## begin

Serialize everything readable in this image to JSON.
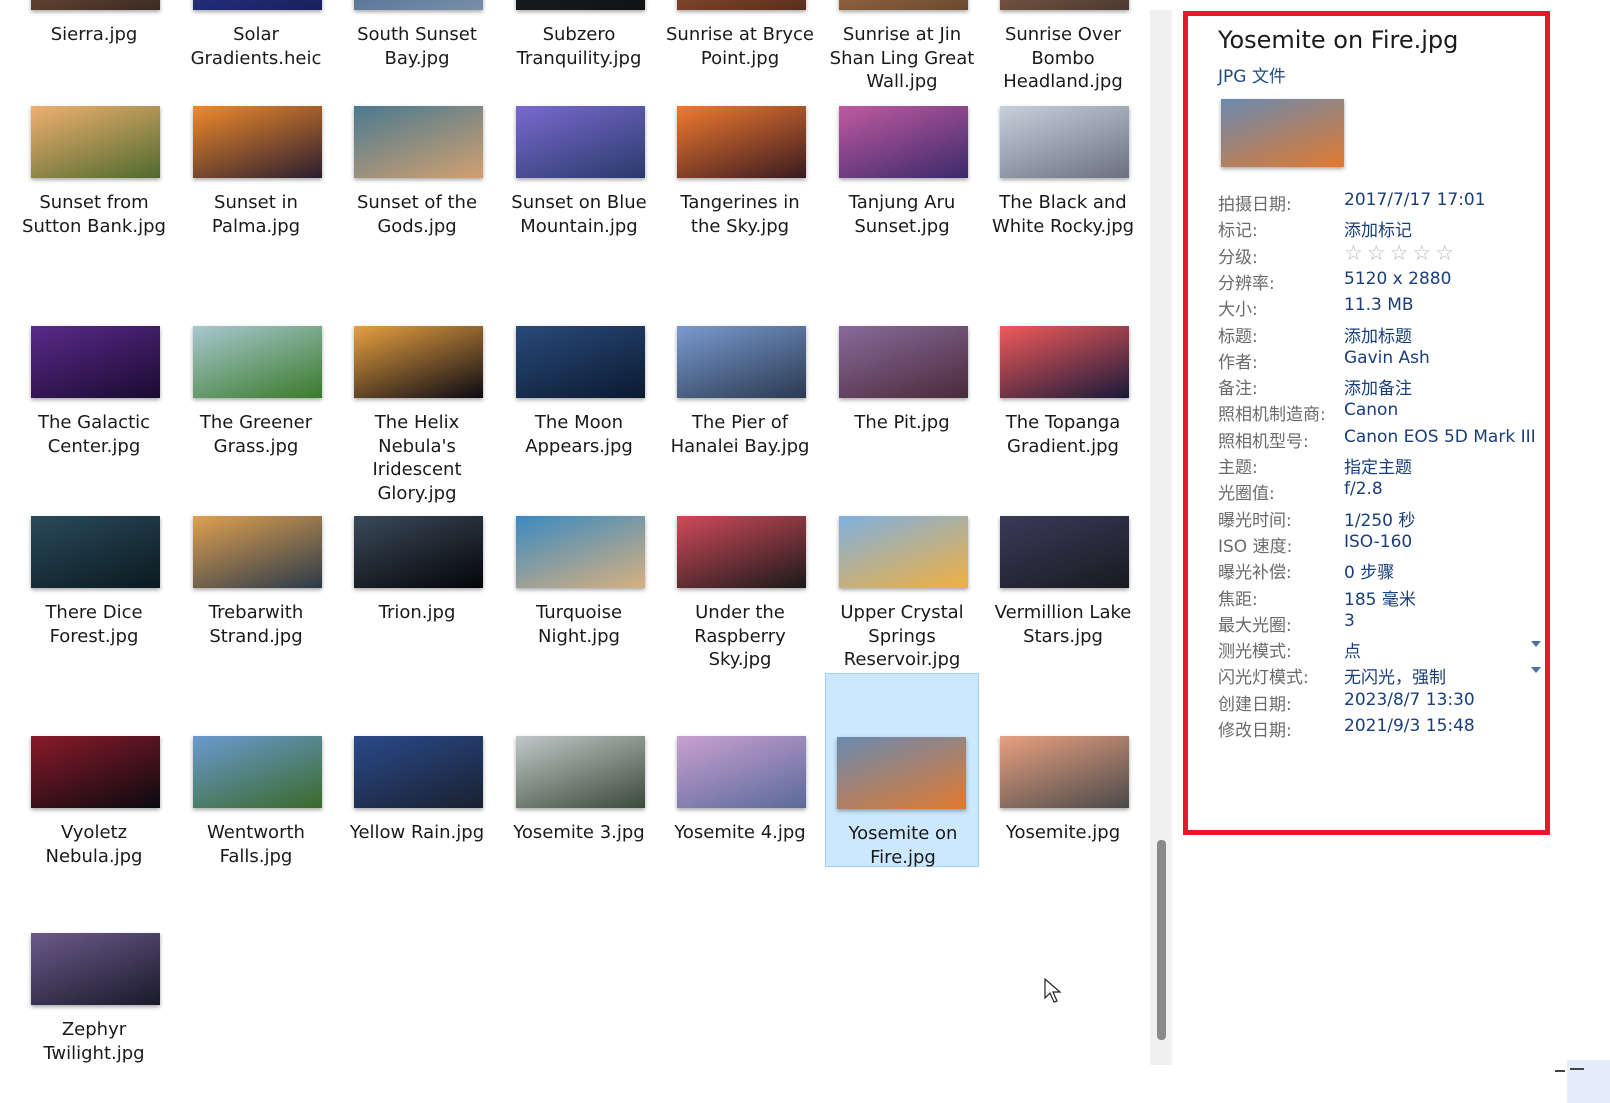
{
  "files": [
    {
      "name": "Sierra.jpg",
      "colors": [
        "#8b5a3c",
        "#3a2a24"
      ]
    },
    {
      "name": "Solar Gradients.heic",
      "colors": [
        "#2c3f9a",
        "#1a1f5c"
      ]
    },
    {
      "name": "South Sunset Bay.jpg",
      "colors": [
        "#3c5b8a",
        "#7890a8"
      ]
    },
    {
      "name": "Subzero Tranquility.jpg",
      "colors": [
        "#202428",
        "#101214"
      ]
    },
    {
      "name": "Sunrise at Bryce Point.jpg",
      "colors": [
        "#a15c3a",
        "#5a2e1c"
      ]
    },
    {
      "name": "Sunrise at Jin Shan Ling Great Wall.jpg",
      "colors": [
        "#b0784a",
        "#6a4a30"
      ]
    },
    {
      "name": "Sunrise Over Bombo Headland.jpg",
      "colors": [
        "#9c6a4e",
        "#4a3a30"
      ]
    },
    {
      "name": "Sunset from Sutton Bank.jpg",
      "colors": [
        "#f0b070",
        "#4e6a2e"
      ]
    },
    {
      "name": "Sunset in Palma.jpg",
      "colors": [
        "#f08a2a",
        "#2a1e30"
      ]
    },
    {
      "name": "Sunset of the Gods.jpg",
      "colors": [
        "#4a7a90",
        "#d2a070"
      ]
    },
    {
      "name": "Sunset on Blue Mountain.jpg",
      "colors": [
        "#7a6ad0",
        "#2a3a6a"
      ]
    },
    {
      "name": "Tangerines in the Sky.jpg",
      "colors": [
        "#f07a30",
        "#3a1a20"
      ]
    },
    {
      "name": "Tanjung Aru Sunset.jpg",
      "colors": [
        "#c05aa0",
        "#3a2a6a"
      ]
    },
    {
      "name": "The Black and White Rocky.jpg",
      "colors": [
        "#c8d0dc",
        "#6a7080"
      ]
    },
    {
      "name": "The Galactic Center.jpg",
      "colors": [
        "#5a2a8a",
        "#1a0a30"
      ]
    },
    {
      "name": "The Greener Grass.jpg",
      "colors": [
        "#a8c8d0",
        "#3a7a2a"
      ]
    },
    {
      "name": "The Helix Nebula's Iridescent Glory.jpg",
      "colors": [
        "#e8a040",
        "#0a0a14"
      ]
    },
    {
      "name": "The Moon Appears.jpg",
      "colors": [
        "#2a4a7a",
        "#0a1a30"
      ]
    },
    {
      "name": "The Pier of Hanalei Bay.jpg",
      "colors": [
        "#7a9ad0",
        "#2a3a50"
      ]
    },
    {
      "name": "The Pit.jpg",
      "colors": [
        "#8a6a9a",
        "#4a2a3a"
      ]
    },
    {
      "name": "The Topanga Gradient.jpg",
      "colors": [
        "#f05a5a",
        "#1a1a3a"
      ]
    },
    {
      "name": "There Dice Forest.jpg",
      "colors": [
        "#2a4a5a",
        "#0a1a20"
      ]
    },
    {
      "name": "Trebarwith Strand.jpg",
      "colors": [
        "#e0a050",
        "#2a3a4a"
      ]
    },
    {
      "name": "Trion.jpg",
      "colors": [
        "#3a4a5a",
        "#050508"
      ]
    },
    {
      "name": "Turquoise Night.jpg",
      "colors": [
        "#3a8ac0",
        "#d8b080"
      ]
    },
    {
      "name": "Under the Raspberry Sky.jpg",
      "colors": [
        "#d04a5a",
        "#1a1a1a"
      ]
    },
    {
      "name": "Upper Crystal Springs Reservoir.jpg",
      "colors": [
        "#80b0e0",
        "#f0b040"
      ]
    },
    {
      "name": "Vermillion Lake Stars.jpg",
      "colors": [
        "#3a3a5a",
        "#1a1a20"
      ]
    },
    {
      "name": "Vyoletz Nebula.jpg",
      "colors": [
        "#8a1a2a",
        "#0a0a10"
      ]
    },
    {
      "name": "Wentworth Falls.jpg",
      "colors": [
        "#6a9ad0",
        "#3a6a2a"
      ]
    },
    {
      "name": "Yellow Rain.jpg",
      "colors": [
        "#2a4a8a",
        "#1a2030"
      ]
    },
    {
      "name": "Yosemite 3.jpg",
      "colors": [
        "#c0c8c8",
        "#3a4a3a"
      ]
    },
    {
      "name": "Yosemite 4.jpg",
      "colors": [
        "#c8a0d0",
        "#5a6a9a"
      ]
    },
    {
      "name": "Yosemite on Fire.jpg",
      "colors": [
        "#6a8ab0",
        "#e07a30"
      ],
      "selected": true
    },
    {
      "name": "Yosemite.jpg",
      "colors": [
        "#e8a080",
        "#4a4a4a"
      ]
    },
    {
      "name": "Zephyr Twilight.jpg",
      "colors": [
        "#6a5a8a",
        "#1a1a2a"
      ]
    }
  ],
  "details": {
    "title": "Yosemite on Fire.jpg",
    "type": "JPG 文件",
    "thumb_colors": [
      "#6a8ab0",
      "#e07a30"
    ],
    "properties": [
      {
        "label": "拍摄日期:",
        "value": "2017/7/17 17:01"
      },
      {
        "label": "标记:",
        "value": "添加标记"
      },
      {
        "label": "分级:",
        "value": "☆☆☆☆☆",
        "kind": "stars"
      },
      {
        "label": "分辨率:",
        "value": "5120 x 2880"
      },
      {
        "label": "大小:",
        "value": "11.3 MB"
      },
      {
        "label": "标题:",
        "value": "添加标题"
      },
      {
        "label": "作者:",
        "value": "Gavin Ash"
      },
      {
        "label": "备注:",
        "value": "添加备注"
      },
      {
        "label": "照相机制造商:",
        "value": "Canon"
      },
      {
        "label": "照相机型号:",
        "value": "Canon EOS 5D Mark III"
      },
      {
        "label": "主题:",
        "value": "指定主题"
      },
      {
        "label": "光圈值:",
        "value": "f/2.8"
      },
      {
        "label": "曝光时间:",
        "value": "1/250 秒"
      },
      {
        "label": "ISO 速度:",
        "value": "ISO-160"
      },
      {
        "label": "曝光补偿:",
        "value": "0 步骤"
      },
      {
        "label": "焦距:",
        "value": "185 毫米"
      },
      {
        "label": "最大光圈:",
        "value": "3"
      },
      {
        "label": "测光模式:",
        "value": "点",
        "kind": "dropdown"
      },
      {
        "label": "闪光灯模式:",
        "value": "无闪光，强制",
        "kind": "dropdown"
      },
      {
        "label": "创建日期:",
        "value": "2023/8/7 13:30"
      },
      {
        "label": "修改日期:",
        "value": "2021/9/3 15:48"
      }
    ]
  },
  "colors": {
    "highlight_border": "#e8192c",
    "selection_bg": "#cce8ff"
  }
}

## end

:: Challenge ::
The entries above should be reproduced exactly, without their pictures.

:: Task output ::
Serialize everything readable in this image to JSON.
{
  "files": [
    {
      "name": "Sierra.jpg",
      "colors": [
        "#8b5a3c",
        "#3a2a24"
      ]
    },
    {
      "name": "Solar Gradients.heic",
      "colors": [
        "#2c3f9a",
        "#1a1f5c"
      ]
    },
    {
      "name": "South Sunset Bay.jpg",
      "colors": [
        "#3c5b8a",
        "#7890a8"
      ]
    },
    {
      "name": "Subzero Tranquility.jpg",
      "colors": [
        "#202428",
        "#101214"
      ]
    },
    {
      "name": "Sunrise at Bryce Point.jpg",
      "colors": [
        "#a15c3a",
        "#5a2e1c"
      ]
    },
    {
      "name": "Sunrise at Jin Shan Ling Great Wall.jpg",
      "colors": [
        "#b0784a",
        "#6a4a30"
      ]
    },
    {
      "name": "Sunrise Over Bombo Headland.jpg",
      "colors": [
        "#9c6a4e",
        "#4a3a30"
      ]
    },
    {
      "name": "Sunset from Sutton Bank.jpg",
      "colors": [
        "#f0b070",
        "#4e6a2e"
      ]
    },
    {
      "name": "Sunset in Palma.jpg",
      "colors": [
        "#f08a2a",
        "#2a1e30"
      ]
    },
    {
      "name": "Sunset of the Gods.jpg",
      "colors": [
        "#4a7a90",
        "#d2a070"
      ]
    },
    {
      "name": "Sunset on Blue Mountain.jpg",
      "colors": [
        "#7a6ad0",
        "#2a3a6a"
      ]
    },
    {
      "name": "Tangerines in the Sky.jpg",
      "colors": [
        "#f07a30",
        "#3a1a20"
      ]
    },
    {
      "name": "Tanjung Aru Sunset.jpg",
      "colors": [
        "#c05aa0",
        "#3a2a6a"
      ]
    },
    {
      "name": "The Black and White Rocky.jpg",
      "colors": [
        "#c8d0dc",
        "#6a7080"
      ]
    },
    {
      "name": "The Galactic Center.jpg",
      "colors": [
        "#5a2a8a",
        "#1a0a30"
      ]
    },
    {
      "name": "The Greener Grass.jpg",
      "colors": [
        "#a8c8d0",
        "#3a7a2a"
      ]
    },
    {
      "name": "The Helix Nebula's Iridescent Glory.jpg",
      "colors": [
        "#e8a040",
        "#0a0a14"
      ]
    },
    {
      "name": "The Moon Appears.jpg",
      "colors": [
        "#2a4a7a",
        "#0a1a30"
      ]
    },
    {
      "name": "The Pier of Hanalei Bay.jpg",
      "colors": [
        "#7a9ad0",
        "#2a3a50"
      ]
    },
    {
      "name": "The Pit.jpg",
      "colors": [
        "#8a6a9a",
        "#4a2a3a"
      ]
    },
    {
      "name": "The Topanga Gradient.jpg",
      "colors": [
        "#f05a5a",
        "#1a1a3a"
      ]
    },
    {
      "name": "There Dice Forest.jpg",
      "colors": [
        "#2a4a5a",
        "#0a1a20"
      ]
    },
    {
      "name": "Trebarwith Strand.jpg",
      "colors": [
        "#e0a050",
        "#2a3a4a"
      ]
    },
    {
      "name": "Trion.jpg",
      "colors": [
        "#3a4a5a",
        "#050508"
      ]
    },
    {
      "name": "Turquoise Night.jpg",
      "colors": [
        "#3a8ac0",
        "#d8b080"
      ]
    },
    {
      "name": "Under the Raspberry Sky.jpg",
      "colors": [
        "#d04a5a",
        "#1a1a1a"
      ]
    },
    {
      "name": "Upper Crystal Springs Reservoir.jpg",
      "colors": [
        "#80b0e0",
        "#f0b040"
      ]
    },
    {
      "name": "Vermillion Lake Stars.jpg",
      "colors": [
        "#3a3a5a",
        "#1a1a20"
      ]
    },
    {
      "name": "Vyoletz Nebula.jpg",
      "colors": [
        "#8a1a2a",
        "#0a0a10"
      ]
    },
    {
      "name": "Wentworth Falls.jpg",
      "colors": [
        "#6a9ad0",
        "#3a6a2a"
      ]
    },
    {
      "name": "Yellow Rain.jpg",
      "colors": [
        "#2a4a8a",
        "#1a2030"
      ]
    },
    {
      "name": "Yosemite 3.jpg",
      "colors": [
        "#c0c8c8",
        "#3a4a3a"
      ]
    },
    {
      "name": "Yosemite 4.jpg",
      "colors": [
        "#c8a0d0",
        "#5a6a9a"
      ]
    },
    {
      "name": "Yosemite on Fire.jpg",
      "colors": [
        "#6a8ab0",
        "#e07a30"
      ],
      "selected": true
    },
    {
      "name": "Yosemite.jpg",
      "colors": [
        "#e8a080",
        "#4a4a4a"
      ]
    },
    {
      "name": "Zephyr Twilight.jpg",
      "colors": [
        "#6a5a8a",
        "#1a1a2a"
      ]
    }
  ],
  "details": {
    "title": "Yosemite on Fire.jpg",
    "type": "JPG 文件",
    "thumb_colors": [
      "#6a8ab0",
      "#e07a30"
    ],
    "properties": [
      {
        "label": "拍摄日期:",
        "value": "2017/7/17 17:01"
      },
      {
        "label": "标记:",
        "value": "添加标记"
      },
      {
        "label": "分级:",
        "value": "☆☆☆☆☆",
        "kind": "stars"
      },
      {
        "label": "分辨率:",
        "value": "5120 x 2880"
      },
      {
        "label": "大小:",
        "value": "11.3 MB"
      },
      {
        "label": "标题:",
        "value": "添加标题"
      },
      {
        "label": "作者:",
        "value": "Gavin Ash"
      },
      {
        "label": "备注:",
        "value": "添加备注"
      },
      {
        "label": "照相机制造商:",
        "value": "Canon"
      },
      {
        "label": "照相机型号:",
        "value": "Canon EOS 5D Mark III"
      },
      {
        "label": "主题:",
        "value": "指定主题"
      },
      {
        "label": "光圈值:",
        "value": "f/2.8"
      },
      {
        "label": "曝光时间:",
        "value": "1/250 秒"
      },
      {
        "label": "ISO 速度:",
        "value": "ISO-160"
      },
      {
        "label": "曝光补偿:",
        "value": "0 步骤"
      },
      {
        "label": "焦距:",
        "value": "185 毫米"
      },
      {
        "label": "最大光圈:",
        "value": "3"
      },
      {
        "label": "测光模式:",
        "value": "点",
        "kind": "dropdown"
      },
      {
        "label": "闪光灯模式:",
        "value": "无闪光，强制",
        "kind": "dropdown"
      },
      {
        "label": "创建日期:",
        "value": "2023/8/7 13:30"
      },
      {
        "label": "修改日期:",
        "value": "2021/9/3 15:48"
      }
    ]
  },
  "colors": {
    "highlight_border": "#e8192c",
    "selection_bg": "#cce8ff"
  }
}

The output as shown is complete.